Set down every record once more, exactly as given.

··· Record excerpts

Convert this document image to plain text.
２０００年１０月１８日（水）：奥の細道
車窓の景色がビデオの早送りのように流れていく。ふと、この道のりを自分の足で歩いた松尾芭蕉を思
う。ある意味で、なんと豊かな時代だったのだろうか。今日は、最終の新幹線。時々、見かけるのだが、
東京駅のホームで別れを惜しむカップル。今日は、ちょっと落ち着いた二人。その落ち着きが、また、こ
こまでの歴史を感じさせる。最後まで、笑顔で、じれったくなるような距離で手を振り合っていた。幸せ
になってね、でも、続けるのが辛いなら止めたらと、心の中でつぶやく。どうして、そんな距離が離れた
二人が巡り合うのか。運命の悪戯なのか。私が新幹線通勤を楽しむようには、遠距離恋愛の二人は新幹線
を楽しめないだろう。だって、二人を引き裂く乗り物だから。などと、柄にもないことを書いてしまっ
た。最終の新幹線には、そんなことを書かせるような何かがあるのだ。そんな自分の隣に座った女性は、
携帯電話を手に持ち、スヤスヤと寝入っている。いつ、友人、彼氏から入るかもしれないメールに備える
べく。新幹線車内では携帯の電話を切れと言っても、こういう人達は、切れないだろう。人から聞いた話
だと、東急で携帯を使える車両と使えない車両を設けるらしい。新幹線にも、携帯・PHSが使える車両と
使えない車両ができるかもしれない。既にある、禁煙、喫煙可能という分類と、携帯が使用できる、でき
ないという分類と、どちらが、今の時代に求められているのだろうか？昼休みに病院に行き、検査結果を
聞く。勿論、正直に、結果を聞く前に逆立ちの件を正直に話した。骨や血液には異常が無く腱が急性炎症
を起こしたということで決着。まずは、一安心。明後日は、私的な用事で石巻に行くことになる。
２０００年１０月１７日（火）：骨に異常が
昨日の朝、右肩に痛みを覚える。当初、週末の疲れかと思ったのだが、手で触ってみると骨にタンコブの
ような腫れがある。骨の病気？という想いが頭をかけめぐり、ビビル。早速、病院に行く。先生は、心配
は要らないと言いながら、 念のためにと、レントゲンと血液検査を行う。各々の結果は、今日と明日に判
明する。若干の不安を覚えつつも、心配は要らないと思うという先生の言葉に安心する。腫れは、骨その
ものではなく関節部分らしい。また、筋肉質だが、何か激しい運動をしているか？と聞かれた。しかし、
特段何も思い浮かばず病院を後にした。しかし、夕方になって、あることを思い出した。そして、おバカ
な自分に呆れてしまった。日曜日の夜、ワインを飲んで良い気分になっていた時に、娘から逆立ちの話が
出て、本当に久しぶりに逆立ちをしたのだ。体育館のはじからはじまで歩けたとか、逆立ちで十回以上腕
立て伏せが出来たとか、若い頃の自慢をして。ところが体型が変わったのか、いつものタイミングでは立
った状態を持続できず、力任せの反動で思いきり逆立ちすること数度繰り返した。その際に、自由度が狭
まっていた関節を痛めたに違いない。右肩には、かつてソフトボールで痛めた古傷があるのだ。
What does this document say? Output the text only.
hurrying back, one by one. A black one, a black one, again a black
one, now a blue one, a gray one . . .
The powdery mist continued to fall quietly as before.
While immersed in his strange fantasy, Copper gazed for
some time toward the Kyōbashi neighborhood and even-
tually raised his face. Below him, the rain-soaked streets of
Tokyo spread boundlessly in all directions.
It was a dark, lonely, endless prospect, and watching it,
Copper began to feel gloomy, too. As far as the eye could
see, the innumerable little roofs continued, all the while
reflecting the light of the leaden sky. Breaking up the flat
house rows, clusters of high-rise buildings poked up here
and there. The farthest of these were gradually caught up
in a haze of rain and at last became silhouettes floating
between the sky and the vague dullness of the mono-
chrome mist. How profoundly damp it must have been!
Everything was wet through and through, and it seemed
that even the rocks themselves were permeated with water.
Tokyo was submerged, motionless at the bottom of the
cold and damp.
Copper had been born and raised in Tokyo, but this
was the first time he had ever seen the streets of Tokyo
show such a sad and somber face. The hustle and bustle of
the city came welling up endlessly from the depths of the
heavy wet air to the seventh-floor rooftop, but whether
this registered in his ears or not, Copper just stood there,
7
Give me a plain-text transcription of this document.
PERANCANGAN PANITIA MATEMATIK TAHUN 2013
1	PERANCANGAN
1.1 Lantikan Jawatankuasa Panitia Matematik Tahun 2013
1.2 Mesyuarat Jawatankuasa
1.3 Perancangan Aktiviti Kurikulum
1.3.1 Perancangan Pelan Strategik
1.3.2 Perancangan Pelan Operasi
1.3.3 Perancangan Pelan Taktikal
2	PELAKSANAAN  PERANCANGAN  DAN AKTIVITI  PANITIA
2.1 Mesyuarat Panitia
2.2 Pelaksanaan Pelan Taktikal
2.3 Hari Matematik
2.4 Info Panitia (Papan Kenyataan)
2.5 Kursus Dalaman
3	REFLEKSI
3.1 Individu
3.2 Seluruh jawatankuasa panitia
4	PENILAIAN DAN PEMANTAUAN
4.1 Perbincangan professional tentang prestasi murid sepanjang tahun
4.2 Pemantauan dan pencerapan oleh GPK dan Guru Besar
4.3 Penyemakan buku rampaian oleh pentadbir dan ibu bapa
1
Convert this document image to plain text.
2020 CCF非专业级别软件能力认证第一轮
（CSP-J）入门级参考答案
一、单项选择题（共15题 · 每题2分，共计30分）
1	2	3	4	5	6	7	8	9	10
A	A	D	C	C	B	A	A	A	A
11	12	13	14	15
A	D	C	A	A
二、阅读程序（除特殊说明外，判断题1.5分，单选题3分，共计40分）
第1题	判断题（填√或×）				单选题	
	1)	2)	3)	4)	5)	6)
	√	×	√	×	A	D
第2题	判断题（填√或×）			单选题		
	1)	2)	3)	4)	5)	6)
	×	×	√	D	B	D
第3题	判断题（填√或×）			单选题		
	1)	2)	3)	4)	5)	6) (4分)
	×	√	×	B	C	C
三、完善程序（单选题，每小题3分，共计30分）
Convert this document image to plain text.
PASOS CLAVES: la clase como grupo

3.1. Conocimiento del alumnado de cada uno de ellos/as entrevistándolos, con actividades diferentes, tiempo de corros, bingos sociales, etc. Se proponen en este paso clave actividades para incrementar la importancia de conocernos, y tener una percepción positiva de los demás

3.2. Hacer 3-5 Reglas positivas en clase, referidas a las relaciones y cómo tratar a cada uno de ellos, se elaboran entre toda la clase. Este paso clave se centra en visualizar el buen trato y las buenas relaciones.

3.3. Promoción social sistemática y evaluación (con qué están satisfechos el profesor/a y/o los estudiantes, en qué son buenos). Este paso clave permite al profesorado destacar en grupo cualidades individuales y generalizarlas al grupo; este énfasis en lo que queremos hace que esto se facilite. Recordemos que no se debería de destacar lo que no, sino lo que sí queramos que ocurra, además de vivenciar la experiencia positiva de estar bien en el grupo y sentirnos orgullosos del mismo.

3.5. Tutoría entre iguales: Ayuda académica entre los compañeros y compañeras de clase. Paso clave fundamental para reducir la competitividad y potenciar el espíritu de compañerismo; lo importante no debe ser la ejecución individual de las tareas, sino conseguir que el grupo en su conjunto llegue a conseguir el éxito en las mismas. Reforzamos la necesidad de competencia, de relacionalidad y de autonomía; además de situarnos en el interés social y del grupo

······

_Result_
Convert this document image to plain text.
２０００年１０月１８日（水）：奥の細道
車窓の景色がビデオの早送りのように流れていく。ふと、この道のりを自分の足で歩いた松尾芭蕉を思
う。ある意味で、なんと豊かな時代だったのだろうか。今日は、最終の新幹線。時々、見かけるのだが、
東京駅のホームで別れを惜しむカップル。今日は、ちょっと落ち着いた二人。その落ち着きが、また、こ
こまでの歴史を感じさせる。最後まで、笑顔で、じれったくなるような距離で手を振り合っていた。幸せ
になってね、でも、続けるのが辛いなら止めたらと、心の中でつぶやく。どうして、そんな距離が離れた
二人が巡り合うのか。運命の悪戯なのか。私が新幹線通勤を楽しむようには、遠距離恋愛の二人は新幹線
を楽しめないだろう。だって、二人を引き裂く乗り物だから。などと、柄にもないことを書いてしまっ
た。最終の新幹線には、そんなことを書かせるような何かがあるのだ。そんな自分の隣に座った女性は、
携帯電話を手に持ち、スヤスヤと寝入っている。いつ、友人、彼氏から入るかもしれないメールに備える
べく。新幹線車内では携帯の電話を切れと言っても、こういう人達は、切れないだろう。人から聞いた話
だと、東急で携帯を使える車両と使えない車両を設けるらしい。新幹線にも、携帯・PHSが使える車両と
使えない車両ができるかもしれない。既にある、禁煙、喫煙可能という分類と、携帯が使用できる、でき
ないという分類と、どちらが、今の時代に求められているのだろうか？昼休みに病院に行き、検査結果を
聞く。勿論、正直に、結果を聞く前に逆立ちの件を正直に話した。骨や血液には異常が無く腱が急性炎症
を起こしたということで決着。まずは、一安心。明後日は、私的な用事で石巻に行くことになる。
２０００年１０月１７日（火）：骨に異常が
昨日の朝、右肩に痛みを覚える。当初、週末の疲れかと思ったのだが、手で触ってみると骨にタンコブの
ような腫れがある。骨の病気？という想いが頭をかけめぐり、ビビル。早速、病院に行く。先生は、心配
は要らないと言いながら、 念のためにと、レントゲンと血液検査を行う。各々の結果は、今日と明日に判
明する。若干の不安を覚えつつも、心配は要らないと思うという先生の言葉に安心する。腫れは、骨その
ものではなく関節部分らしい。また、筋肉質だが、何か激しい運動をしているか？と聞かれた。しかし、
特段何も思い浮かばず病院を後にした。しかし、夕方になって、あることを思い出した。そして、おバカ
な自分に呆れてしまった。日曜日の夜、ワインを飲んで良い気分になっていた時に、娘から逆立ちの話が
出て、本当に久しぶりに逆立ちをしたのだ。体育館のはじからはじまで歩けたとか、逆立ちで十回以上腕
立て伏せが出来たとか、若い頃の自慢をして。ところが体型が変わったのか、いつものタイミングでは立
った状態を持続できず、力任せの反動で思いきり逆立ちすること数度繰り返した。その際に、自由度が狭
まっていた関節を痛めたに違いない。右肩には、かつてソフトボールで痛めた古傷があるのだ。
What does this document say? Output the text only.
hurrying back, one by one. A black one, a black one, again a black
one, now a blue one, a gray one . . .
The powdery mist continued to fall quietly as before.
While immersed in his strange fantasy, Copper gazed for
some time toward the Kyōbashi neighborhood and even-
tually raised his face. Below him, the rain-soaked streets of
Tokyo spread boundlessly in all directions.
It was a dark, lonely, endless prospect, and watching it,
Copper began to feel gloomy, too. As far as the eye could
see, the innumerable little roofs continued, all the while
reflecting the light of the leaden sky. Breaking up the flat
house rows, clusters of high-rise buildings poked up here
and there. The farthest of these were gradually caught up
in a haze of rain and at last became silhouettes floating
between the sky and the vague dullness of the mono-
chrome mist. How profoundly damp it must have been!
Everything was wet through and through, and it seemed
that even the rocks themselves were permeated with water.
Tokyo was submerged, motionless at the bottom of the
cold and damp.
Copper had been born and raised in Tokyo, but this
was the first time he had ever seen the streets of Tokyo
show such a sad and somber face. The hustle and bustle of
the city came welling up endlessly from the depths of the
heavy wet air to the seventh-floor rooftop, but whether
this registered in his ears or not, Copper just stood there,
7
Give me a plain-text transcription of this document.
PERANCANGAN PANITIA MATEMATIK TAHUN 2013
1	PERANCANGAN
1.1 Lantikan Jawatankuasa Panitia Matematik Tahun 2013
1.2 Mesyuarat Jawatankuasa
1.3 Perancangan Aktiviti Kurikulum
1.3.1 Perancangan Pelan Strategik
1.3.2 Perancangan Pelan Operasi
1.3.3 Perancangan Pelan Taktikal
2	PELAKSANAAN  PERANCANGAN  DAN AKTIVITI  PANITIA
2.1 Mesyuarat Panitia
2.2 Pelaksanaan Pelan Taktikal
2.3 Hari Matematik
2.4 Info Panitia (Papan Kenyataan)
2.5 Kursus Dalaman
3	REFLEKSI
3.1 Individu
3.2 Seluruh jawatankuasa panitia
4	PENILAIAN DAN PEMANTAUAN
4.1 Perbincangan professional tentang prestasi murid sepanjang tahun
4.2 Pemantauan dan pencerapan oleh GPK dan Guru Besar
4.3 Penyemakan buku rampaian oleh pentadbir dan ibu bapa
1
Convert this document image to plain text.
2020 CCF非专业级别软件能力认证第一轮
（CSP-J）入门级参考答案
一、单项选择题（共15题 · 每题2分，共计30分）
1	2	3	4	5	6	7	8	9	10
A	A	D	C	C	B	A	A	A	A
11	12	13	14	15
A	D	C	A	A
二、阅读程序（除特殊说明外，判断题1.5分，单选题3分，共计40分）
第1题	判断题（填√或×）				单选题	
	1)	2)	3)	4)	5)	6)
	√	×	√	×	A	D
第2题	判断题（填√或×）			单选题		
	1)	2)	3)	4)	5)	6)
	×	×	√	D	B	D
第3题	判断题（填√或×）			单选题		
	1)	2)	3)	4)	5)	6) (4分)
	×	√	×	B	C	C
三、完善程序（单选题，每小题3分，共计30分）
Convert this document image to plain text.
PASOS CLAVES: la clase como grupo

3.1. Conocimiento del alumnado de cada uno de ellos/as entrevistándolos, con actividades diferentes, tiempo de corros, bingos sociales, etc. Se proponen en este paso clave actividades para incrementar la importancia de conocernos, y tener una percepción positiva de los demás

3.2. Hacer 3-5 Reglas positivas en clase, referidas a las relaciones y cómo tratar a cada uno de ellos, se elaboran entre toda la clase. Este paso clave se centra en visualizar el buen trato y las buenas relaciones.

3.3. Promoción social sistemática y evaluación (con qué están satisfechos el profesor/a y/o los estudiantes, en qué son buenos). Este paso clave permite al profesorado destacar en grupo cualidades individuales y generalizarlas al grupo; este énfasis en lo que queremos hace que esto se facilite. Recordemos que no se debería de destacar lo que no, sino lo que sí queramos que ocurra, además de vivenciar la experiencia positiva de estar bien en el grupo y sentirnos orgullosos del mismo.

3.5. Tutoría entre iguales: Ayuda académica entre los compañeros y compañeras de clase. Paso clave fundamental para reducir la competitividad y potenciar el espíritu de compañerismo; lo importante no debe ser la ejecución individual de las tareas, sino conseguir que el grupo en su conjunto llegue a conseguir el éxito en las mismas. Reforzamos la necesidad de competencia, de relacionalidad y de autonomía; además de situarnos en el interés social y del grupo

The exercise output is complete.